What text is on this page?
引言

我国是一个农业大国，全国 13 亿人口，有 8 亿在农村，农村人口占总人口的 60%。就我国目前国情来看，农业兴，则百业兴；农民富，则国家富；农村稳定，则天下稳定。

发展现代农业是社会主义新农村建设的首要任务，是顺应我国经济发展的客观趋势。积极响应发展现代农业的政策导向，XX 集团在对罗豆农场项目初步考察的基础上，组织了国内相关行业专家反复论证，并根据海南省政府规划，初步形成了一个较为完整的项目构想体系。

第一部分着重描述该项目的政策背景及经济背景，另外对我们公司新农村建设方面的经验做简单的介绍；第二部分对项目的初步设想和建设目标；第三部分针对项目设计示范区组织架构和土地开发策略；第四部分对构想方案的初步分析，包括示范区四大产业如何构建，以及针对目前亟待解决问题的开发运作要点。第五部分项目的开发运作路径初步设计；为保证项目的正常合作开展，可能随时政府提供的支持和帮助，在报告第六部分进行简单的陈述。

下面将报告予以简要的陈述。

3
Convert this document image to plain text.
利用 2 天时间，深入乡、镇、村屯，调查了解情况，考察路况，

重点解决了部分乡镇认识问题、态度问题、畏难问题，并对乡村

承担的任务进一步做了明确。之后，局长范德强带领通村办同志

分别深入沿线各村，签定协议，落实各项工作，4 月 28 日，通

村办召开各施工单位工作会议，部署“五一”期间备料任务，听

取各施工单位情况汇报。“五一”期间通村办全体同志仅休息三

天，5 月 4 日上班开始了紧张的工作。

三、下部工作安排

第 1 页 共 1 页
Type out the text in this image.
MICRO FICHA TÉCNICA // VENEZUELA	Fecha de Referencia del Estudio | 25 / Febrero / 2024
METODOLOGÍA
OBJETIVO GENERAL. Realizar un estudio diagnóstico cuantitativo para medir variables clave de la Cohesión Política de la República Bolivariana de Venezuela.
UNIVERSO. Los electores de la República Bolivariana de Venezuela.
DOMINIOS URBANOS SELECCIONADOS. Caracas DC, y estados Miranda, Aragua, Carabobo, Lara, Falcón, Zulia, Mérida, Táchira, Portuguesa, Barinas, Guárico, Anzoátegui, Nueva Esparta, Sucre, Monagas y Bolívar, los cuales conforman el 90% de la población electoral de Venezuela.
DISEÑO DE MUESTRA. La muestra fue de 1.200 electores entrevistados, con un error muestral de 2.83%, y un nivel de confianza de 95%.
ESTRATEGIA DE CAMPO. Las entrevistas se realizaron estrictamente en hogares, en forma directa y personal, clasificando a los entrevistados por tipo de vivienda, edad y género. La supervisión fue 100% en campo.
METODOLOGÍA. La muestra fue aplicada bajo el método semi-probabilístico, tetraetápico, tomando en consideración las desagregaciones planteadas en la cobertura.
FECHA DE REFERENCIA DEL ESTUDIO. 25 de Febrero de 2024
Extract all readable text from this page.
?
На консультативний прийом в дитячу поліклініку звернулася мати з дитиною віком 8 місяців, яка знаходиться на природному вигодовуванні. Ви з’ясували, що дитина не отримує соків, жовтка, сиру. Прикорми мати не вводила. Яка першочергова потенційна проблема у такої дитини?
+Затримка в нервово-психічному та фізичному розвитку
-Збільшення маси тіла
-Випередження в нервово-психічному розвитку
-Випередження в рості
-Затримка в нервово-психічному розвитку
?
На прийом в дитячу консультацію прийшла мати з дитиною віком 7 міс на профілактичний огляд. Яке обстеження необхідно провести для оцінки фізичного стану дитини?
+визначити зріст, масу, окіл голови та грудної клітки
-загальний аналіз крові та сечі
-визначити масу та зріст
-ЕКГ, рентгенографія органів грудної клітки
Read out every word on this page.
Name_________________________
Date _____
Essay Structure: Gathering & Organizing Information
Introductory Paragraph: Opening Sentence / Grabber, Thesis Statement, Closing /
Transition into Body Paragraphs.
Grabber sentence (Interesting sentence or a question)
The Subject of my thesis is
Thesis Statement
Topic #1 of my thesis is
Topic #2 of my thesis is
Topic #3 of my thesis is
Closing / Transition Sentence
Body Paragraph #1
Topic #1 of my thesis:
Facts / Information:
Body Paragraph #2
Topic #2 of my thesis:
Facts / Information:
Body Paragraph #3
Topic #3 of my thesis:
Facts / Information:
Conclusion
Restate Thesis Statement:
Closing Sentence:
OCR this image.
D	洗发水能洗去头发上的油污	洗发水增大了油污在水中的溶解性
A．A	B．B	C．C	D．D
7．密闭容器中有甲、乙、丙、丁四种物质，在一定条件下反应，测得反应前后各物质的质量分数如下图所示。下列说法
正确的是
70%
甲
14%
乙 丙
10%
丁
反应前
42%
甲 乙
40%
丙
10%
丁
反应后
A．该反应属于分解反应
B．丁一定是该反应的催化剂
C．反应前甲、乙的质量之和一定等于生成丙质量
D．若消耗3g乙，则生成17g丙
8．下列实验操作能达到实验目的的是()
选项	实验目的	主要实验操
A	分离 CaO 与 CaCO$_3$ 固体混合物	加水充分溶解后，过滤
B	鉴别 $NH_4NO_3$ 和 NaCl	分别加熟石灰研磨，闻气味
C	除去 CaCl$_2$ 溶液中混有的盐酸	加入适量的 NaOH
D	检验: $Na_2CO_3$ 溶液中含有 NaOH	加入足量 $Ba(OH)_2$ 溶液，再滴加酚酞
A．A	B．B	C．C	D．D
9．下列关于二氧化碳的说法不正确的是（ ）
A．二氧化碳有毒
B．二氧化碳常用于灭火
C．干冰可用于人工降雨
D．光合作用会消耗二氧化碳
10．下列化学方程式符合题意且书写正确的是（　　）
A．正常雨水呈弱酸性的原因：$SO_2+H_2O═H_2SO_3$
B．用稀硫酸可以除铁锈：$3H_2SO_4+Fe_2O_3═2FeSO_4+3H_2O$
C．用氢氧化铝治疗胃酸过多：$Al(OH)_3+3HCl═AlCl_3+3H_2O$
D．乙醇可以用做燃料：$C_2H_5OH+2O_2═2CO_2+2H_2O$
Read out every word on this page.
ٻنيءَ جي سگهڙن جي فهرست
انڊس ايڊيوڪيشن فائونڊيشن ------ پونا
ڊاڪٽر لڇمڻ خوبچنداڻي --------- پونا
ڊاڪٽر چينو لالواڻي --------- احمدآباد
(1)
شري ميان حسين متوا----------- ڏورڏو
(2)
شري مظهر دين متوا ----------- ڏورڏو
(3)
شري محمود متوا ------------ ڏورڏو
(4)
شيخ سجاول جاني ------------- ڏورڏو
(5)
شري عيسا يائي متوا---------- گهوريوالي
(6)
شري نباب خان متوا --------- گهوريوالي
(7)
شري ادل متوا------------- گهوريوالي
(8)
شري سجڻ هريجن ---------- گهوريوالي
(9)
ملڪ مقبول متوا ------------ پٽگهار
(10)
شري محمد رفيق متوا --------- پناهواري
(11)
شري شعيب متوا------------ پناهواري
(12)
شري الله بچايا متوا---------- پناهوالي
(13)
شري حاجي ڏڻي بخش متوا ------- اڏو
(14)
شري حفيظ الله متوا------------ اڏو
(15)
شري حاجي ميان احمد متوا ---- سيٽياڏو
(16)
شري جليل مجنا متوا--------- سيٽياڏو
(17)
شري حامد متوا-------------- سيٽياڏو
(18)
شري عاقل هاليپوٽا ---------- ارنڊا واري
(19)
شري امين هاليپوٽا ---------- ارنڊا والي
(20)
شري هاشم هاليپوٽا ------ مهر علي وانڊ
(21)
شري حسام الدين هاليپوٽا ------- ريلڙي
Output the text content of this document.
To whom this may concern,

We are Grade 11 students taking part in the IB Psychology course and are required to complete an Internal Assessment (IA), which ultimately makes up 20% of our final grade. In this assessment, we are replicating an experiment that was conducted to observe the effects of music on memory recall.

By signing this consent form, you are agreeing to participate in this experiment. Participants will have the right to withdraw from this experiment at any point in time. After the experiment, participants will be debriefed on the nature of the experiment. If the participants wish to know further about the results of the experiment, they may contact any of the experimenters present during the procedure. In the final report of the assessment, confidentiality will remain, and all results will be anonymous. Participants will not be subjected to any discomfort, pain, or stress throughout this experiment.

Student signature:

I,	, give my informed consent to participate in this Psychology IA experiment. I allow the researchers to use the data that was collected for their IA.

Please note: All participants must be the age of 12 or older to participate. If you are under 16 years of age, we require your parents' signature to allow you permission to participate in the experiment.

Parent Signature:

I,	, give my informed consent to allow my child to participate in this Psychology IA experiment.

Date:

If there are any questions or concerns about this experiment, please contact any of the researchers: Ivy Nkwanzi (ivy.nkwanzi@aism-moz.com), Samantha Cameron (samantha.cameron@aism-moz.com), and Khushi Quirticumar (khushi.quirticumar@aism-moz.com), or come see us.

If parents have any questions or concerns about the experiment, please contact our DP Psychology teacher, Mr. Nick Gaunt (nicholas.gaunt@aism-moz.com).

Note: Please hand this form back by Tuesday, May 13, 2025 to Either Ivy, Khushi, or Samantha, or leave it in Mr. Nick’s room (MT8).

------------------------------------

EXERCISE OBJECTIVE: Return the lines of the records that include the string "Febrero".

RESULT FOR THIS TASK:
MICRO FICHA TÉCNICA // VENEZUELA	Fecha de Referencia del Estudio | 25 / Febrero / 2024
FECHA DE REFERENCIA DEL ESTUDIO. 25 de Febrero de 2024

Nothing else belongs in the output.